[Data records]
-*-

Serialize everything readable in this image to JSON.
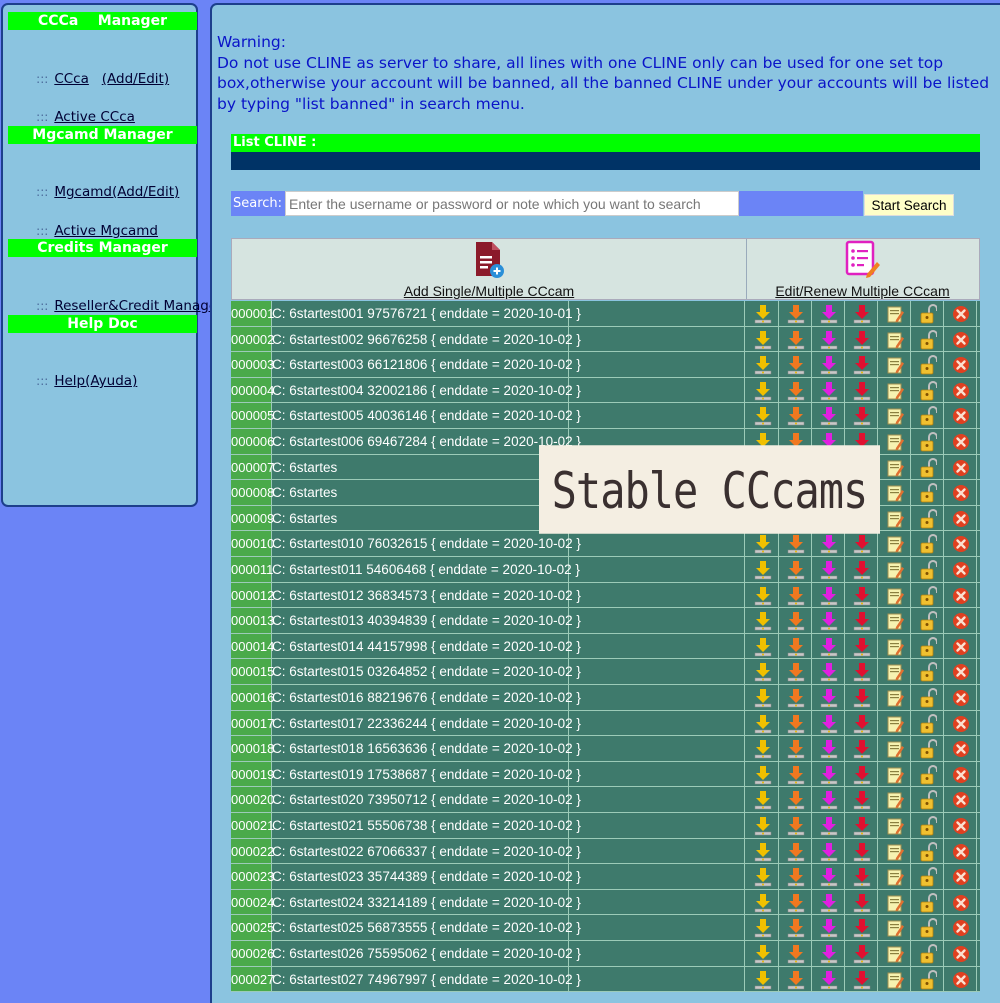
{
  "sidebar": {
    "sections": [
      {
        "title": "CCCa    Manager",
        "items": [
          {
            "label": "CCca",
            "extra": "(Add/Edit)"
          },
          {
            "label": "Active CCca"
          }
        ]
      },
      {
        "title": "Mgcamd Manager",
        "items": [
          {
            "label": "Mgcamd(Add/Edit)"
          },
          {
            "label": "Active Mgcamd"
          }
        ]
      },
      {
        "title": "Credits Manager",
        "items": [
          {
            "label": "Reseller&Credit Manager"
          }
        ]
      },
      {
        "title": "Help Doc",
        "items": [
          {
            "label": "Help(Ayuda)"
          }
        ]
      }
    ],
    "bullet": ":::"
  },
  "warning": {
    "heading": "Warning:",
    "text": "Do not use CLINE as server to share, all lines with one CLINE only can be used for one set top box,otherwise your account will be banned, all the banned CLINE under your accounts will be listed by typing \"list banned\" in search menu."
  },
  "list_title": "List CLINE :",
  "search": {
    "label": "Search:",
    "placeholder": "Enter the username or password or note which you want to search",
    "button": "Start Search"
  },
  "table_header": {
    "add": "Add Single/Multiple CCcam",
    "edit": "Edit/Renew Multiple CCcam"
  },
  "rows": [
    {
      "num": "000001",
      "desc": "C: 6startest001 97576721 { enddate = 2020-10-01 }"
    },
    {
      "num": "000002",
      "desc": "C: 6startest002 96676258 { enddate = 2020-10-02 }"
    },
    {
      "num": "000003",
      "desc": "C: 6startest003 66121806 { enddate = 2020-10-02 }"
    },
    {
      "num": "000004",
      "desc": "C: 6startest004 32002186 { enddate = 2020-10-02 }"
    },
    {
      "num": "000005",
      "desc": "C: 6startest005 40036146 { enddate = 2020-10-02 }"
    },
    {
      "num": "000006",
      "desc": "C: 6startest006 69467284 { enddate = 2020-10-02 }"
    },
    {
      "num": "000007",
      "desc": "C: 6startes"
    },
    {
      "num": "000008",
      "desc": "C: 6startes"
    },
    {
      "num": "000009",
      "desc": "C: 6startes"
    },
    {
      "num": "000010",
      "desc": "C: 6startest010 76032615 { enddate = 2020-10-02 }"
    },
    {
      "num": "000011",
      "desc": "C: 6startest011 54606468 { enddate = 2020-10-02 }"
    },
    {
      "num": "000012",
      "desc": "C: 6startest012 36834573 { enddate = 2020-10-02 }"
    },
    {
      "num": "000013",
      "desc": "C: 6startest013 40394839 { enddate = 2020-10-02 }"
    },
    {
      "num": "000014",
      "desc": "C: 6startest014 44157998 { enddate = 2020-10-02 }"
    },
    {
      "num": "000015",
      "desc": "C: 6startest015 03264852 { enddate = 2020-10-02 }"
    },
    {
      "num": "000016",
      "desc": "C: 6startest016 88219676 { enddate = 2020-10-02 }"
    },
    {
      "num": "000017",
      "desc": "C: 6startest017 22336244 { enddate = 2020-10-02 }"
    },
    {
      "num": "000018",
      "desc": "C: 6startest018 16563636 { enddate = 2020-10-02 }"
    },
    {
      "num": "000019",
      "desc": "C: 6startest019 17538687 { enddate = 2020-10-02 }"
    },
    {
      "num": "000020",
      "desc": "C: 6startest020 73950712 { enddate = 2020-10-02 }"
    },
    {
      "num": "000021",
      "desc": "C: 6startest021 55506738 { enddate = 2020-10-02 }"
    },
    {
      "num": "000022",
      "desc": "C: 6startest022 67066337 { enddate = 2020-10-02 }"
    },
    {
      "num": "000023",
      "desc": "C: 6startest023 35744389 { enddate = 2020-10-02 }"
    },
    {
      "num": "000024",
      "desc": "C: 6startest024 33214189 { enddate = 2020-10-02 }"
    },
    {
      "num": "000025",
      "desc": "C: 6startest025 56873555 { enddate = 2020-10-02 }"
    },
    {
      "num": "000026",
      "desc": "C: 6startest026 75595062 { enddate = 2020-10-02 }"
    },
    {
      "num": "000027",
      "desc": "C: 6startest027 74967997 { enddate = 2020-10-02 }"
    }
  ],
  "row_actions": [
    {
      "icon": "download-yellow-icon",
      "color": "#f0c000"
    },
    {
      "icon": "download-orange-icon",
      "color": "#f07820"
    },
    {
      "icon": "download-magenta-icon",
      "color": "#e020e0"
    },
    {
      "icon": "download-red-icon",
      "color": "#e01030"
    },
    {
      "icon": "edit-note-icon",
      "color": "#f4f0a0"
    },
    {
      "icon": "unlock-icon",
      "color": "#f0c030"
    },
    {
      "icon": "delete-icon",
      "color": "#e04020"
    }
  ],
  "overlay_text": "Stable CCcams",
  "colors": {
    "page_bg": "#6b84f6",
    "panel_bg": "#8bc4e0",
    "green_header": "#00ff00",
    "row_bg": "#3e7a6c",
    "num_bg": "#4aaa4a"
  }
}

-*-

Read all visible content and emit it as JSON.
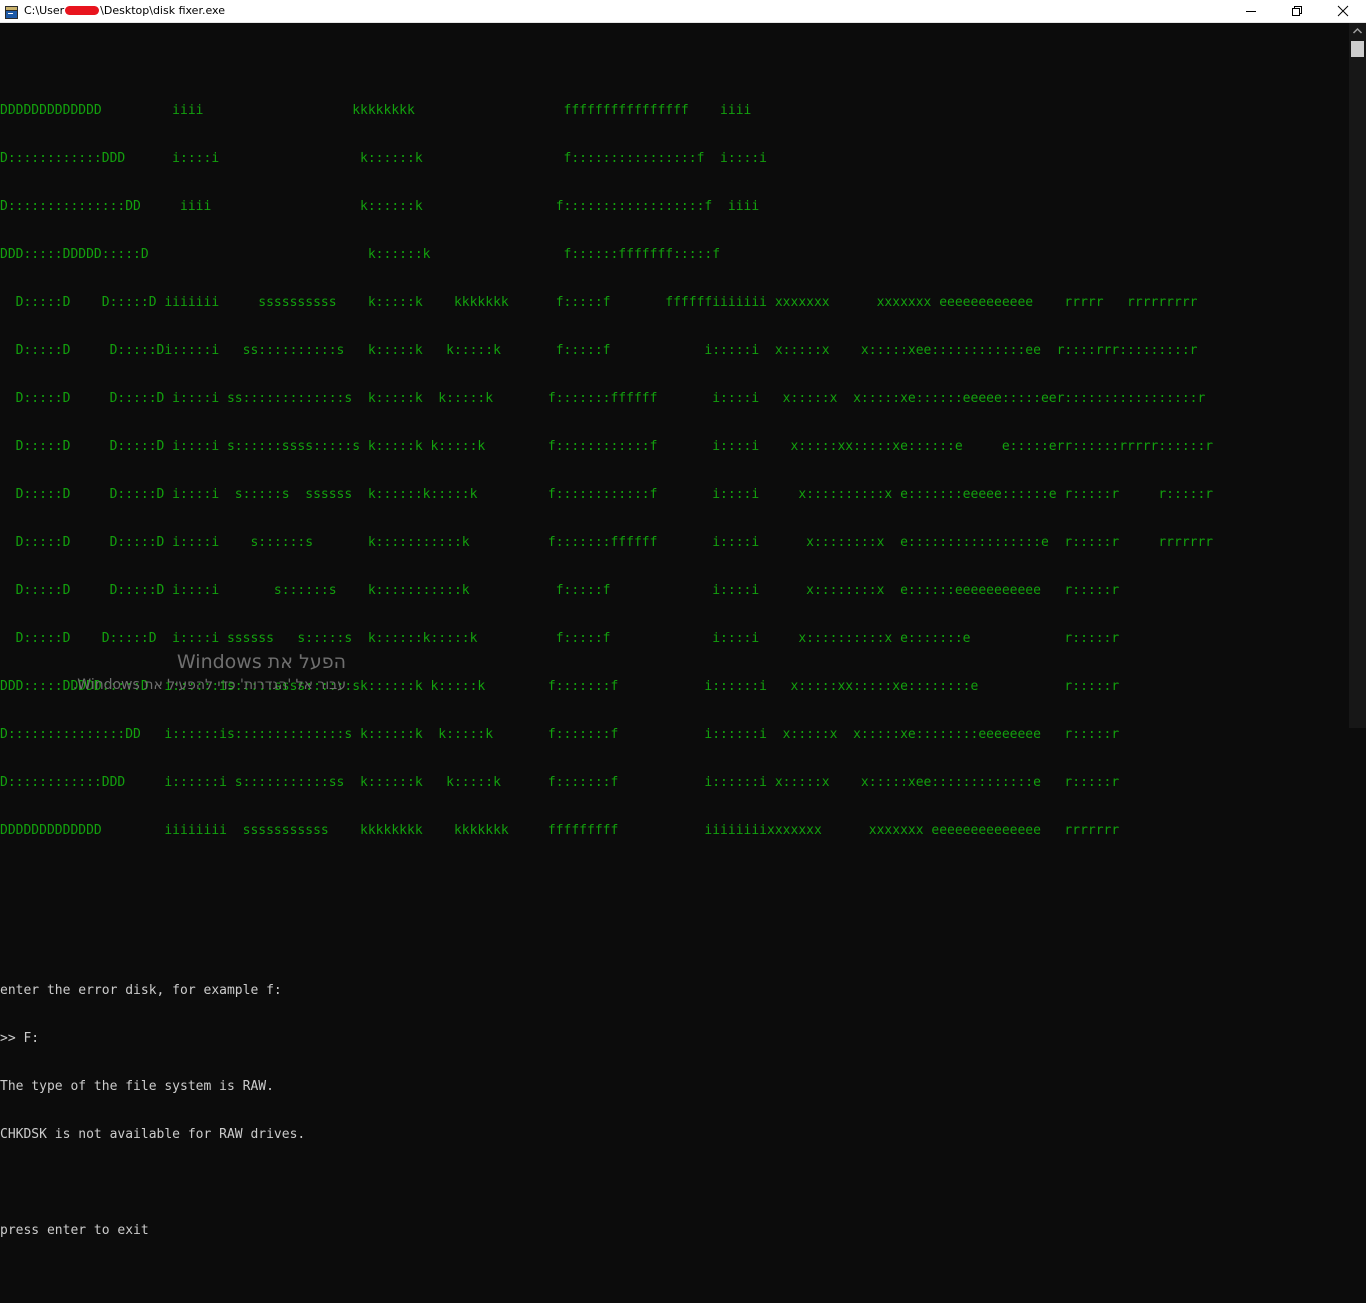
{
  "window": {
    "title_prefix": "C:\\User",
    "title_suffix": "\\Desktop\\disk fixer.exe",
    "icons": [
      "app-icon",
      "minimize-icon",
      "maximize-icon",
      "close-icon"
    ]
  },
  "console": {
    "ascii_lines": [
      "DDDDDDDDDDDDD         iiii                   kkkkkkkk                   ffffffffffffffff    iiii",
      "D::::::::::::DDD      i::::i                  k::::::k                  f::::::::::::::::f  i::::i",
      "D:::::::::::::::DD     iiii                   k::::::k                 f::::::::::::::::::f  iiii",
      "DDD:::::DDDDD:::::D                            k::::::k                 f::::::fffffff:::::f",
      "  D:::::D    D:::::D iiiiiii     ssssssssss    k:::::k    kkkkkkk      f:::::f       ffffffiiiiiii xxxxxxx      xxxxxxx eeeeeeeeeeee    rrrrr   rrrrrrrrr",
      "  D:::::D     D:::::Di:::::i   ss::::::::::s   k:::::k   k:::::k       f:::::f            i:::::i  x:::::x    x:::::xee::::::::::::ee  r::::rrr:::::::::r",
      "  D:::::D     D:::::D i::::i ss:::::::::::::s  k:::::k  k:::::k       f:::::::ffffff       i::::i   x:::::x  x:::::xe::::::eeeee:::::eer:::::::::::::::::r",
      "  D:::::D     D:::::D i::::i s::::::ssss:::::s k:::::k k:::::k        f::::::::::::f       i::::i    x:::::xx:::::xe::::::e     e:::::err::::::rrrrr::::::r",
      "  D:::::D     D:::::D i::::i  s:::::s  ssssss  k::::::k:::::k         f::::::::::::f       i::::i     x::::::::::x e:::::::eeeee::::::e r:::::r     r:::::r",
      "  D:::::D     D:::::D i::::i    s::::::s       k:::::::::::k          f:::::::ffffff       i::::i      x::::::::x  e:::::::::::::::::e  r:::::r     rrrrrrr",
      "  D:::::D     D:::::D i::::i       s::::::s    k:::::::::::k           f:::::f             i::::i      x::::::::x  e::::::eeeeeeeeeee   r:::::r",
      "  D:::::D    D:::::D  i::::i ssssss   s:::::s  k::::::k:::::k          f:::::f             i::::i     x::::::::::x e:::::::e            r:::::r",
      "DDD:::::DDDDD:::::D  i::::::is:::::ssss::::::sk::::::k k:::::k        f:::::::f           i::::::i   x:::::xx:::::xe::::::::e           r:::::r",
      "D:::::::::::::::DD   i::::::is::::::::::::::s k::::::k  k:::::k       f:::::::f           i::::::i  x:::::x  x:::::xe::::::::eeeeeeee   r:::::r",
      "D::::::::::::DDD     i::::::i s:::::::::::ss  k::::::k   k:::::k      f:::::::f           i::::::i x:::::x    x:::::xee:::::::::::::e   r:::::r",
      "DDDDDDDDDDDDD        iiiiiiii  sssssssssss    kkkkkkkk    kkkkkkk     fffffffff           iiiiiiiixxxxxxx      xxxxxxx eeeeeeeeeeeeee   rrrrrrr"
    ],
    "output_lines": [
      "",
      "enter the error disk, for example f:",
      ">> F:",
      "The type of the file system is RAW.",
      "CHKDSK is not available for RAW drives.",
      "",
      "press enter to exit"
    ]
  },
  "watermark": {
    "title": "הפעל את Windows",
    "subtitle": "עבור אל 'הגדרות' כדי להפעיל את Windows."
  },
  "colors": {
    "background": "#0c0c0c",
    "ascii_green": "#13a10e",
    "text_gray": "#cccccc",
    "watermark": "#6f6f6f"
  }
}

-*-

> **Short exercise**: Tally the lines of the records holding the word "JSON", then give only the resulting number.

> **Worked answer**: 2